Extract every line that contains the word "Пандекраска".

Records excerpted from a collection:
%%
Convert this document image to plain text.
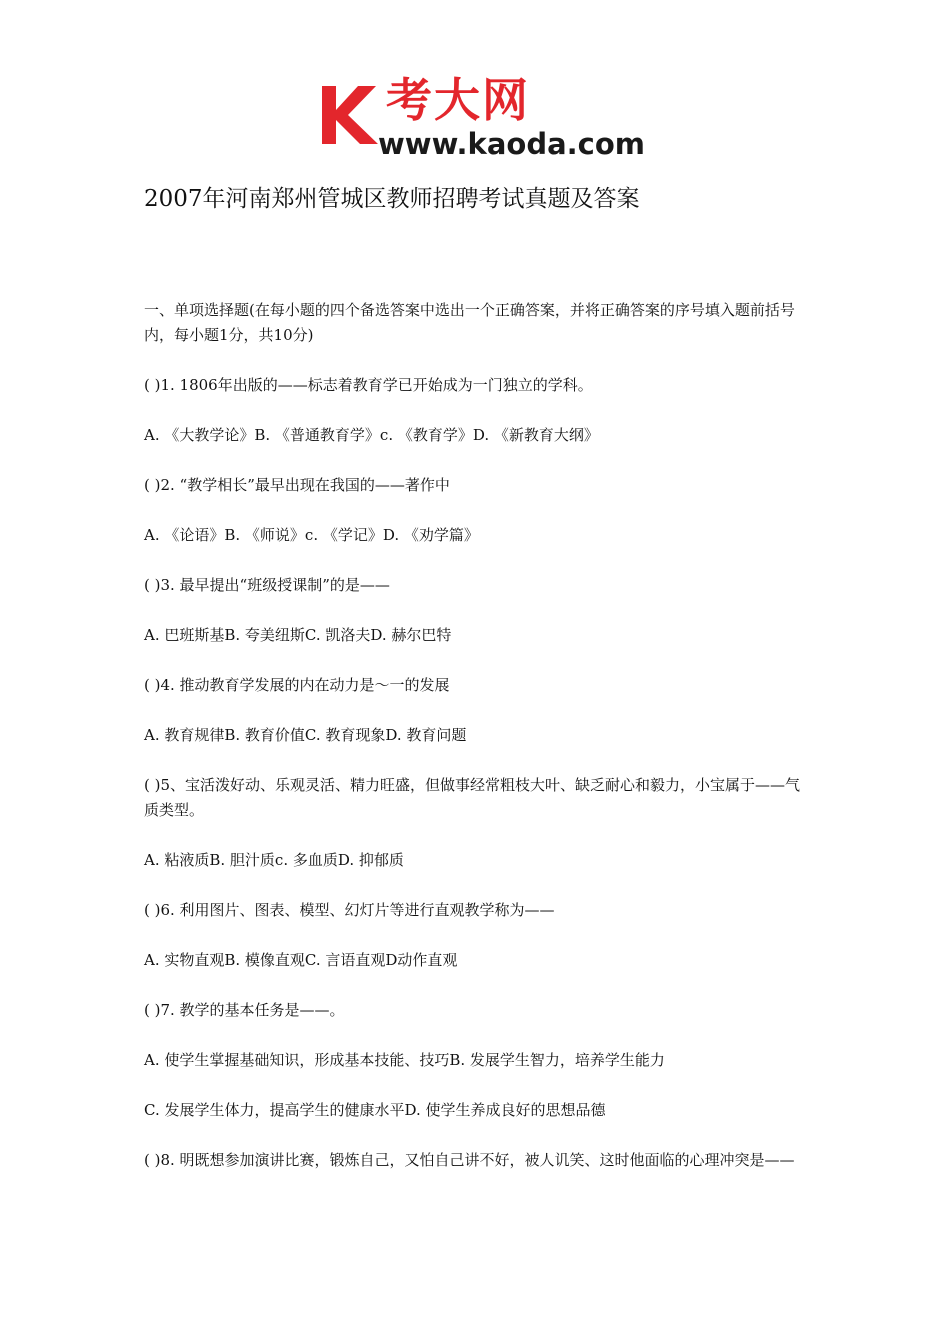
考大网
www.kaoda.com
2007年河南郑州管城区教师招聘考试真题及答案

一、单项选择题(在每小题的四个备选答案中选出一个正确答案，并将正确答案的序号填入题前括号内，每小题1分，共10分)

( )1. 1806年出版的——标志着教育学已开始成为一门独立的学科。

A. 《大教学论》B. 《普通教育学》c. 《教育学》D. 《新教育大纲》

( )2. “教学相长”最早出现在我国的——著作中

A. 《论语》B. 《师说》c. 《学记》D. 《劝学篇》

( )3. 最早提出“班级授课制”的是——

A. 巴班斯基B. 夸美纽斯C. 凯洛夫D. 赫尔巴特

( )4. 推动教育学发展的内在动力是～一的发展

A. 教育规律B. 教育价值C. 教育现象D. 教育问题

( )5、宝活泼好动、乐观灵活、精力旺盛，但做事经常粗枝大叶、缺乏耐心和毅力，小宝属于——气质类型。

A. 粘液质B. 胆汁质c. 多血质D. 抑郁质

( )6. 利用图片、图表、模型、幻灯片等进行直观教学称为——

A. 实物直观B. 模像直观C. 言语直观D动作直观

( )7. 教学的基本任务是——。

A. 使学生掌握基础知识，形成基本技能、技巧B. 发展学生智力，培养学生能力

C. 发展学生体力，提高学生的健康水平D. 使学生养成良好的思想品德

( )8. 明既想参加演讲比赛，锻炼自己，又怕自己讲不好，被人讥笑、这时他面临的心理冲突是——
%%
%%
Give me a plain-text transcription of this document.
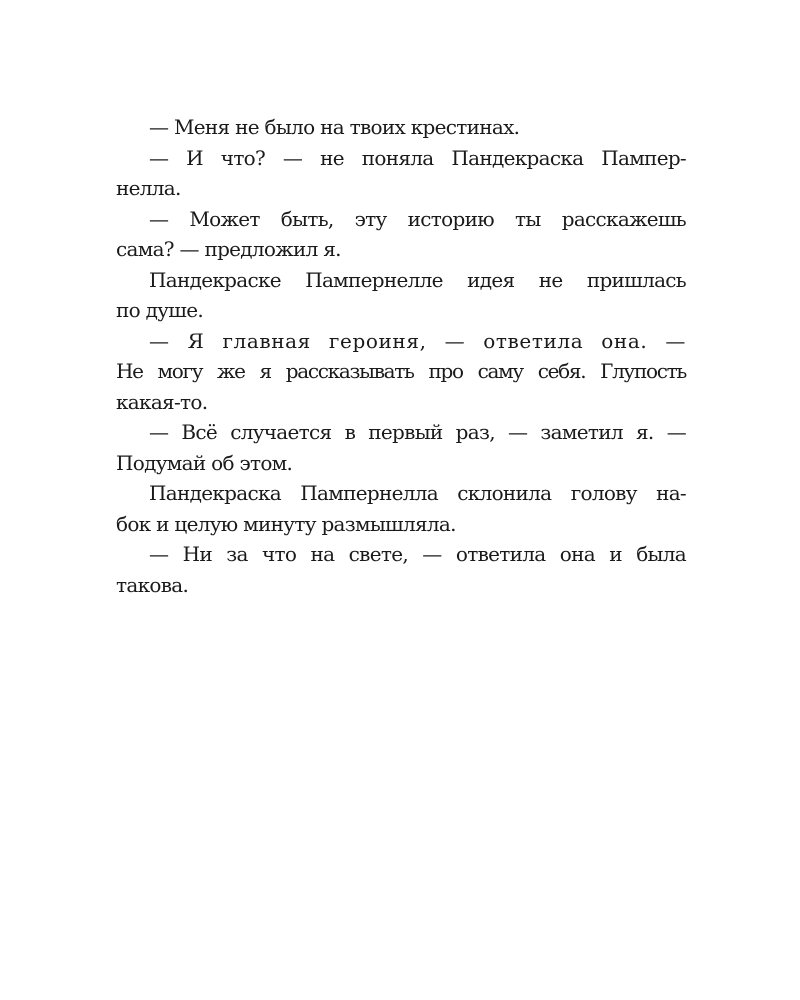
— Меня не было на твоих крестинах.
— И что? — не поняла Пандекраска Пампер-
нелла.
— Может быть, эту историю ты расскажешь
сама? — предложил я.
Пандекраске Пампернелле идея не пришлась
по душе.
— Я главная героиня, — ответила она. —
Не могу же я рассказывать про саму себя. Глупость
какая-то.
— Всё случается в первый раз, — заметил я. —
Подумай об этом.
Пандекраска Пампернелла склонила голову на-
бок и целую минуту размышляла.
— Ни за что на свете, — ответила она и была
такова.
%%
TASK OUTPUT:
— И что? — не поняла Пандекраска Пампер-
Пандекраска Пампернелла склонила голову на-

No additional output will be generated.